Problem requirements: Convert everything from the line containing "dropdown-option[interactable]: 宋体 (294, 86, 598, 116)" down to the line containing "font-select[interactable]: 宋体 (293, 24, 601, 83)" in the listing into a numbered list, leaving out any blank lines.

___ Material provided

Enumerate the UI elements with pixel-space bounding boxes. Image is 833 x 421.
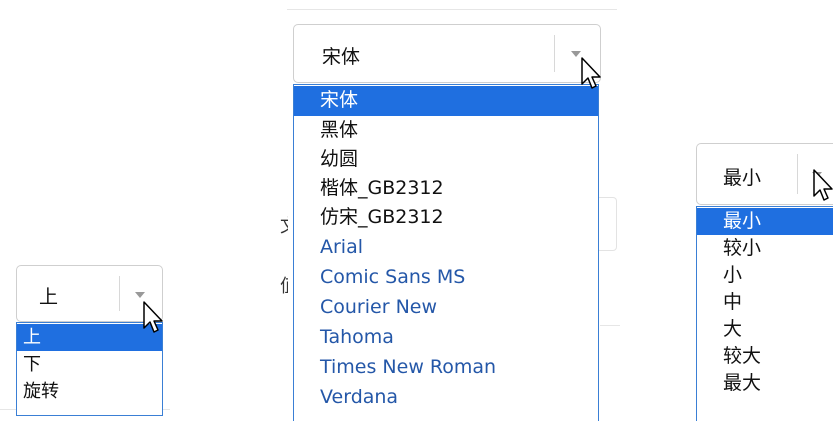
dropdown-option[interactable]: 宋体 (294, 86, 598, 116)
dropdown-option[interactable]: 中 (697, 289, 833, 316)
dropdown-option[interactable]: 最大 (697, 370, 833, 397)
size-select-value: 最小 (723, 167, 762, 189)
font-select[interactable]: 宋体 (293, 24, 601, 83)
dropdown-option[interactable]: 下 (17, 351, 162, 378)
mouse-cursor-icon (143, 301, 163, 333)
background-input (596, 197, 617, 251)
select-separator (119, 276, 120, 311)
dropdown-option[interactable]: 最小 (697, 208, 833, 235)
dropdown-option[interactable]: 黑体 (294, 116, 598, 145)
position-dropdown-list: 上 下 旋转 (16, 322, 163, 416)
dropdown-option[interactable]: Verdana (294, 382, 598, 412)
dropdown-option[interactable]: 较小 (697, 235, 833, 262)
mouse-cursor-icon (581, 57, 601, 89)
dropdown-option[interactable]: Courier New (294, 292, 598, 322)
dropdown-option[interactable]: 小 (697, 262, 833, 289)
dropdown-option[interactable]: 仿宋_GB2312 (294, 203, 598, 232)
dropdown-option[interactable]: Times New Roman (294, 352, 598, 382)
dropdown-option[interactable]: Arial (294, 232, 598, 262)
select-separator (797, 154, 798, 194)
dropdown-option[interactable]: 上 (17, 324, 162, 351)
background-label: 文 (280, 212, 288, 238)
dropdown-option[interactable]: 旋转 (17, 378, 162, 405)
divider-line (287, 9, 617, 10)
position-select-value: 上 (39, 286, 59, 308)
dropdown-option[interactable]: Tahoma (294, 322, 598, 352)
dropdown-option[interactable]: 大 (697, 316, 833, 343)
dropdown-option[interactable]: 幼圆 (294, 145, 598, 174)
position-select[interactable]: 上 (16, 265, 163, 322)
select-separator (554, 35, 555, 72)
font-select-value: 宋体 (322, 46, 361, 68)
dropdown-option[interactable]: Comic Sans MS (294, 262, 598, 292)
dropdown-option[interactable]: 较大 (697, 343, 833, 370)
font-dropdown-list: 宋体 黑体 幼圆 楷体_GB2312 仿宋_GB2312 Arial Comic… (293, 84, 599, 421)
divider-line (600, 325, 620, 326)
mouse-cursor-icon (813, 169, 833, 201)
chevron-down-icon[interactable] (135, 292, 145, 298)
size-dropdown-list: 最小 较小 小 中 大 较大 最大 (696, 206, 833, 421)
dropdown-option[interactable]: 楷体_GB2312 (294, 174, 598, 203)
background-label: 值 (280, 272, 288, 298)
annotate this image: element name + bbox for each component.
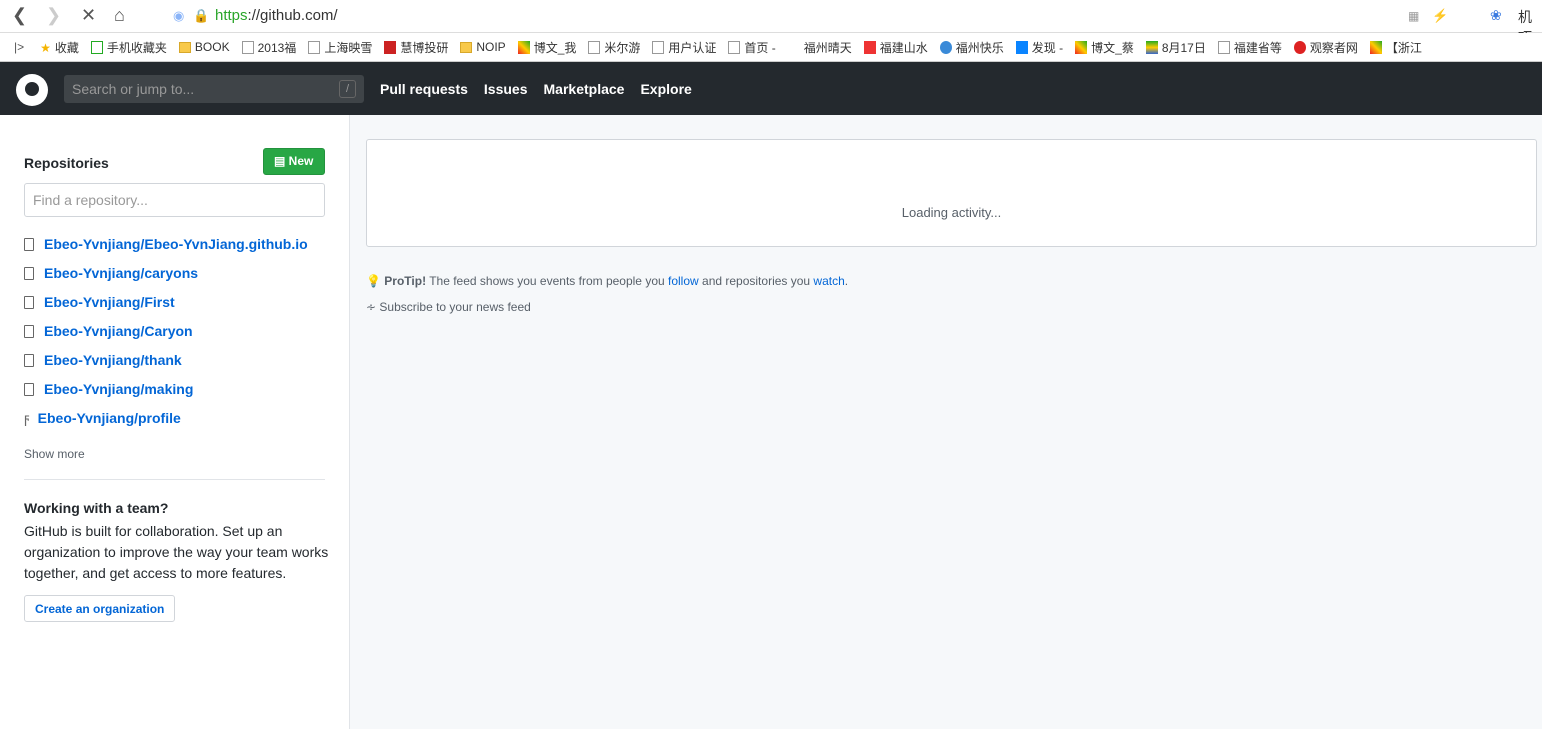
repo-link[interactable]: ϝ Ebeo-Yvnjiang/profile: [24, 410, 181, 426]
address-bar[interactable]: https://github.com/: [215, 7, 338, 24]
subscribe-link[interactable]: ∻ Subscribe to your news feed: [366, 300, 531, 314]
bookmark[interactable]: 博文_我: [517, 39, 576, 56]
repo-icon: [24, 295, 34, 309]
bookmark[interactable]: 用户认证: [652, 39, 716, 56]
repo-link[interactable]: Ebeo-Yvnjiang/making: [24, 381, 193, 397]
bookmark[interactable]: 观察者网: [1293, 39, 1358, 56]
nav-pull-requests[interactable]: Pull requests: [380, 81, 468, 97]
repo-icon: [24, 382, 34, 396]
lightning-icon[interactable]: ⚡: [1432, 8, 1448, 24]
bookmark[interactable]: 首页 -: [728, 39, 776, 56]
main-nav: Pull requests Issues Marketplace Explore: [380, 81, 692, 97]
nav-marketplace[interactable]: Marketplace: [544, 81, 625, 97]
browser-toolbar: ❮ ❯ ✕ ⌂ ◉ 🔒 https://github.com/ ▦ ⚡ ❀ 机巧: [0, 0, 1542, 45]
home-icon[interactable]: ⌂: [114, 5, 125, 26]
repo-link[interactable]: Ebeo-Yvnjiang/thank: [24, 352, 182, 368]
bookmark[interactable]: 米尔游: [588, 39, 640, 56]
bookmark[interactable]: 2013福: [241, 39, 296, 56]
repositories-heading: Repositories: [24, 155, 109, 171]
qr-icon[interactable]: ▦: [1408, 9, 1419, 23]
bookmark[interactable]: 福州晴天: [787, 39, 852, 56]
repo-icon: [24, 237, 34, 251]
nav-explore[interactable]: Explore: [640, 81, 691, 97]
bookmark[interactable]: 福建山水: [863, 39, 928, 56]
bookmark[interactable]: 慧博投研: [384, 39, 448, 56]
divider: [24, 479, 325, 480]
bookmark[interactable]: 发现 -: [1015, 39, 1063, 56]
lightbulb-icon: 💡: [366, 274, 381, 288]
bookmark[interactable]: 手机收藏夹: [90, 39, 167, 56]
baidu-icon[interactable]: ❀: [1490, 7, 1502, 24]
github-header: Search or jump to... / Pull requests Issu…: [0, 62, 1542, 115]
bookmark[interactable]: 福建省等: [1217, 39, 1282, 56]
loading-text: Loading activity...: [901, 205, 1002, 220]
repo-icon: [24, 266, 34, 280]
watch-link[interactable]: watch: [813, 274, 844, 288]
bookmark[interactable]: NOIP: [460, 40, 506, 54]
protip: 💡 ProTip! The feed shows you events from…: [366, 274, 849, 288]
show-more-link[interactable]: Show more: [24, 447, 85, 461]
sidebar: Repositories ▤ New Find a repository... …: [0, 115, 350, 729]
bookmarks-bar: |> ★ 收藏 手机收藏夹 BOOK 2013福 上海映雪 慧博投研 NOIP 博…: [0, 33, 1542, 62]
bookmark[interactable]: ★ 收藏: [40, 39, 79, 56]
repo-link[interactable]: Ebeo-Yvnjiang/caryons: [24, 265, 198, 281]
bookmark[interactable]: 【浙江: [1369, 39, 1422, 56]
team-heading: Working with a team?: [24, 500, 169, 516]
search-input[interactable]: Search or jump to... /: [64, 75, 364, 103]
nav-issues[interactable]: Issues: [484, 81, 528, 97]
stop-icon[interactable]: ✕: [81, 5, 96, 26]
create-organization-button[interactable]: Create an organization: [24, 595, 176, 622]
bookmark[interactable]: 福州快乐: [939, 39, 1004, 56]
activity-panel: Loading activity...: [366, 139, 1537, 247]
find-repository-input[interactable]: Find a repository...: [24, 183, 325, 217]
slash-shortcut: /: [339, 80, 356, 98]
repo-icon: ▤: [274, 154, 289, 168]
github-logo-icon[interactable]: [16, 74, 48, 106]
bookmark[interactable]: 8月17日: [1145, 39, 1206, 56]
follow-link[interactable]: follow: [668, 274, 699, 288]
forward-icon[interactable]: ❯: [46, 5, 61, 26]
fork-icon: ϝ: [24, 410, 30, 426]
sidebar-toggle-icon[interactable]: |>: [14, 40, 24, 54]
bookmark[interactable]: 上海映雪: [308, 39, 372, 56]
repo-icon: [24, 353, 34, 367]
repo-link[interactable]: Ebeo-Yvnjiang/Caryon: [24, 323, 193, 339]
rss-icon: ∻: [366, 300, 380, 314]
bookmark[interactable]: 博文_蔡: [1075, 39, 1134, 56]
team-description: GitHub is built for collaboration. Set u…: [24, 523, 329, 581]
new-repo-button[interactable]: ▤ New: [263, 148, 325, 175]
site-info-icon[interactable]: ◉: [173, 8, 184, 24]
repo-icon: [24, 324, 34, 338]
bookmark[interactable]: BOOK: [178, 40, 230, 54]
repo-link[interactable]: Ebeo-Yvnjiang/Ebeo-YvnJiang.github.io: [24, 236, 308, 252]
lock-icon: 🔒: [193, 8, 210, 23]
repo-link[interactable]: Ebeo-Yvnjiang/First: [24, 294, 175, 310]
back-icon[interactable]: ❮: [12, 5, 27, 26]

______

Answer to this task:
1. dropdown-option[interactable]: 宋体 (294, 86, 598, 116)
2. dropdown-option[interactable]: 中 (697, 289, 833, 316)
3. dropdown-option[interactable]: 最大 (697, 370, 833, 397)
4. size-select-value: 最小 (723, 167, 762, 189)
5. font-select[interactable]: 宋体 (293, 24, 601, 83)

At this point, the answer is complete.